[Figure record extracts]:
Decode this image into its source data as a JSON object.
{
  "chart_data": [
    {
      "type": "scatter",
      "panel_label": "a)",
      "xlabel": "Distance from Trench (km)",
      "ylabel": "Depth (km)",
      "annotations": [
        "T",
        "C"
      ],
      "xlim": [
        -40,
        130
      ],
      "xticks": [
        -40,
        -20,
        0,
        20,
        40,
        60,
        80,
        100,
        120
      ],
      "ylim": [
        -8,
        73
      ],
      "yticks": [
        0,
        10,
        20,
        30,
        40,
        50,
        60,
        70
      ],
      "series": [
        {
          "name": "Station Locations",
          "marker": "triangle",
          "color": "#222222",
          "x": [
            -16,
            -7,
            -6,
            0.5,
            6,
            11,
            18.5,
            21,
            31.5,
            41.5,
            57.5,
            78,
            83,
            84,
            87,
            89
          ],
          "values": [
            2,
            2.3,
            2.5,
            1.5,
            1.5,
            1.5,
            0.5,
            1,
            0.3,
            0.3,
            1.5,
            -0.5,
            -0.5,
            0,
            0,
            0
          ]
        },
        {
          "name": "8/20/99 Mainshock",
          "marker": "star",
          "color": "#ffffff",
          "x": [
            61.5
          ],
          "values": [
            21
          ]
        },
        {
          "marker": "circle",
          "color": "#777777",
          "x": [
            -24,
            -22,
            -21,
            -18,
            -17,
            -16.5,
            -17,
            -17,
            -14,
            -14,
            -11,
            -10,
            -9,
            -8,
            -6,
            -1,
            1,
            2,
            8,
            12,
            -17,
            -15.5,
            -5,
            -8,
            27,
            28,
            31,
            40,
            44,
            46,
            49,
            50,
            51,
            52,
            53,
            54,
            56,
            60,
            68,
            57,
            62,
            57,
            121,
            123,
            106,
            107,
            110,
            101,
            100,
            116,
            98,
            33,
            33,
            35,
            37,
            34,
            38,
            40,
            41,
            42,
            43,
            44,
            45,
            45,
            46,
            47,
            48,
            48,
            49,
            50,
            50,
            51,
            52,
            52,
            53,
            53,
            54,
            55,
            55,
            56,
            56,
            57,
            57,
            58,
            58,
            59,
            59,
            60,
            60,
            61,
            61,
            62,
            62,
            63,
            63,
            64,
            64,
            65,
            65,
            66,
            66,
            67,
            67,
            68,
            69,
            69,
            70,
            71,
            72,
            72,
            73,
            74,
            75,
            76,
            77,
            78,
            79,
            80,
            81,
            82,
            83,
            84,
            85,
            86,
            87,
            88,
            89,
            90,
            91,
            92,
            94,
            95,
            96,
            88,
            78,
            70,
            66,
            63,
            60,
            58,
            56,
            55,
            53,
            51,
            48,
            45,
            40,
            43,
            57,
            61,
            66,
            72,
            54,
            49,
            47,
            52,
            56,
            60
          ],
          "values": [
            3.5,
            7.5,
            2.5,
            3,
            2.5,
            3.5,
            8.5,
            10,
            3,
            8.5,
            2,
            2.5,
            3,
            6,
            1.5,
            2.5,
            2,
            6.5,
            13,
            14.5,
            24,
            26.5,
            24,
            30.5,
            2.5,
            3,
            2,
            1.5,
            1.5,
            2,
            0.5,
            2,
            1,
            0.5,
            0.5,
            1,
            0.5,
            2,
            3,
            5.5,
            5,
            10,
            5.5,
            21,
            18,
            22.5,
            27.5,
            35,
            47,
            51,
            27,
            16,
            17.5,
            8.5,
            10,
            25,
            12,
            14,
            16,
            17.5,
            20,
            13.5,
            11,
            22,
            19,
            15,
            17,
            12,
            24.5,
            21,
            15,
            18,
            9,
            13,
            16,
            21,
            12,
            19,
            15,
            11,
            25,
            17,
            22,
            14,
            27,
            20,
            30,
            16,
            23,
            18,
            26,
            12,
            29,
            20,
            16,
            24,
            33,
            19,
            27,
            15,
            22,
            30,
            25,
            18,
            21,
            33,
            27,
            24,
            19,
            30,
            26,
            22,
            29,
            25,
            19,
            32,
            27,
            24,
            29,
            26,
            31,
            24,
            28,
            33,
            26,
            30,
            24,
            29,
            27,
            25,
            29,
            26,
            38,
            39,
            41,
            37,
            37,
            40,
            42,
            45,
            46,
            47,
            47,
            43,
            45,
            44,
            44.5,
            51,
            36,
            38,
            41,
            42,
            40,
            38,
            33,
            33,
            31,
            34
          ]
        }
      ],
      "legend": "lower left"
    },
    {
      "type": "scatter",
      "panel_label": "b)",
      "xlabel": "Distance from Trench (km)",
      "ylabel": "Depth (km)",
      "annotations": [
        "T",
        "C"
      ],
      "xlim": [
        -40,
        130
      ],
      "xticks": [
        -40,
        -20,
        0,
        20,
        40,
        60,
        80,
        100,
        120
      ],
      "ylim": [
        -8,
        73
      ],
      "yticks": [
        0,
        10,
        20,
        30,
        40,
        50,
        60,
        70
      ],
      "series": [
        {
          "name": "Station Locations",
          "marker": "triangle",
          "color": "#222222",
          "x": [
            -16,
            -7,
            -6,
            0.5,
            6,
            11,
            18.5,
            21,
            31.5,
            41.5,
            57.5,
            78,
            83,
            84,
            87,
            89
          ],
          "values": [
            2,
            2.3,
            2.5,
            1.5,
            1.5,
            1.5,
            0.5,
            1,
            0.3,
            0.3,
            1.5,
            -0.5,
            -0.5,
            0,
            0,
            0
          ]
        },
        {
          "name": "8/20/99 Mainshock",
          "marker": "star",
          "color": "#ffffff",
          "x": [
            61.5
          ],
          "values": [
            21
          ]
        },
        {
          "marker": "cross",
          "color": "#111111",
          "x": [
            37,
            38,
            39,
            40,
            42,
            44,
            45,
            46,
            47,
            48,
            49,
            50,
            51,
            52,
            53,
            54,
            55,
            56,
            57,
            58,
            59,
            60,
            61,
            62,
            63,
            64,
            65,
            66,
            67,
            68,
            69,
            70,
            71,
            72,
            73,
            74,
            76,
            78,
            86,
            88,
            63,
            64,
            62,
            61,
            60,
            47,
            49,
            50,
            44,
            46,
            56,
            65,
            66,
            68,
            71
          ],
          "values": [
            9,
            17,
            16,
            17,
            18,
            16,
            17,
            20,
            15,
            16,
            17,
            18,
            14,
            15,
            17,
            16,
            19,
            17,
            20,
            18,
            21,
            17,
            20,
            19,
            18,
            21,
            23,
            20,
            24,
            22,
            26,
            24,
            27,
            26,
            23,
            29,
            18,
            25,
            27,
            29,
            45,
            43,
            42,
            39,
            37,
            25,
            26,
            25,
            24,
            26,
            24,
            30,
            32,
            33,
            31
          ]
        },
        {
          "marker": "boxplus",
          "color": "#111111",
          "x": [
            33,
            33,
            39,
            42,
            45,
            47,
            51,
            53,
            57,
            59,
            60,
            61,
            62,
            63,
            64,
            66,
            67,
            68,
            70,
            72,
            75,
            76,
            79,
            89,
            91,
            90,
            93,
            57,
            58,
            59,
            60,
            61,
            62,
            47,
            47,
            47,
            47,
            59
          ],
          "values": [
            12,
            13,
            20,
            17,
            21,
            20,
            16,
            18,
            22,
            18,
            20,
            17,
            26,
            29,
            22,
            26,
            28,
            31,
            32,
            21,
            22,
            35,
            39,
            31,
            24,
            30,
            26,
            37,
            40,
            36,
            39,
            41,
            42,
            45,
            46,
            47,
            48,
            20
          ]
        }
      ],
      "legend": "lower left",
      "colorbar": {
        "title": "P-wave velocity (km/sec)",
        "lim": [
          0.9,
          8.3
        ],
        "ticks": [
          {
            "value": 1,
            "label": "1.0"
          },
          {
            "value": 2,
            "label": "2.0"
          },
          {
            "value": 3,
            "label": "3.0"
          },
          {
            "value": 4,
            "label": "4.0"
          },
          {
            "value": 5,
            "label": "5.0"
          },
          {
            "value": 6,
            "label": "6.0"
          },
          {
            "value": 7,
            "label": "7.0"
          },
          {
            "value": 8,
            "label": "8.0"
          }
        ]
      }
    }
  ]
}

[TASK PROMPT]: Identify every line holding the word "marker" and copy it out.

[SOLUTION]:
          "marker": "triangle",
          "marker": "star",
          "marker": "circle",
          "marker": "triangle",
          "marker": "star",
          "marker": "cross",
          "marker": "boxplus",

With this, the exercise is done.